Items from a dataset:

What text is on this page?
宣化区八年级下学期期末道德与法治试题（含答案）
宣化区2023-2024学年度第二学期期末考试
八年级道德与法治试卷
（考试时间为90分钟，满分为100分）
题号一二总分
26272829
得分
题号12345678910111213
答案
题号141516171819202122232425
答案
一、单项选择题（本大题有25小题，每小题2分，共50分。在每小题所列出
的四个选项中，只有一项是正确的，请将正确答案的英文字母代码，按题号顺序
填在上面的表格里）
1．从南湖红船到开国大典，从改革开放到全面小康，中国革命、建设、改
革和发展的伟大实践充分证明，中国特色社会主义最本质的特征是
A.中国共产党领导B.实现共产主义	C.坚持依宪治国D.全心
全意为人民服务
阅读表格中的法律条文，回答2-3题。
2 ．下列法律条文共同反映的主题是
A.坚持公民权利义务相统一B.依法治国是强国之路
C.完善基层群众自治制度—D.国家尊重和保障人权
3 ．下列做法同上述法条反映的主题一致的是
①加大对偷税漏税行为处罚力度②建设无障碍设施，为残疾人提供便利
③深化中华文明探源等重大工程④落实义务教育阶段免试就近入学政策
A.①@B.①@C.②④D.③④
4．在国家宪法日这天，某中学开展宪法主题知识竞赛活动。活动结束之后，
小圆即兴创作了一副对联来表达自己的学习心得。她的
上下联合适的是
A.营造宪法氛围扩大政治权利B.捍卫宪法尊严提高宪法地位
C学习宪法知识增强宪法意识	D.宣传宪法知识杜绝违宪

## [What the exercise asks]
Extract every line above exactly as it stands.

## [Answer below]
What text is on this page?
宣化区八年级下学期期末道德与法治试题（含答案）
宣化区2023-2024学年度第二学期期末考试
八年级道德与法治试卷
（考试时间为90分钟，满分为100分）
题号一二总分
26272829
得分
题号12345678910111213
答案
题号141516171819202122232425
答案
一、单项选择题（本大题有25小题，每小题2分，共50分。在每小题所列出
的四个选项中，只有一项是正确的，请将正确答案的英文字母代码，按题号顺序
填在上面的表格里）
1．从南湖红船到开国大典，从改革开放到全面小康，中国革命、建设、改
革和发展的伟大实践充分证明，中国特色社会主义最本质的特征是
A.中国共产党领导B.实现共产主义	C.坚持依宪治国D.全心
全意为人民服务
阅读表格中的法律条文，回答2-3题。
2 ．下列法律条文共同反映的主题是
A.坚持公民权利义务相统一B.依法治国是强国之路
C.完善基层群众自治制度—D.国家尊重和保障人权
3 ．下列做法同上述法条反映的主题一致的是
①加大对偷税漏税行为处罚力度②建设无障碍设施，为残疾人提供便利
③深化中华文明探源等重大工程④落实义务教育阶段免试就近入学政策
A.①@B.①@C.②④D.③④
4．在国家宪法日这天，某中学开展宪法主题知识竞赛活动。活动结束之后，
小圆即兴创作了一副对联来表达自己的学习心得。她的
上下联合适的是
A.营造宪法氛围扩大政治权利B.捍卫宪法尊严提高宪法地位
C学习宪法知识增强宪法意识	D.宣传宪法知识杜绝违宪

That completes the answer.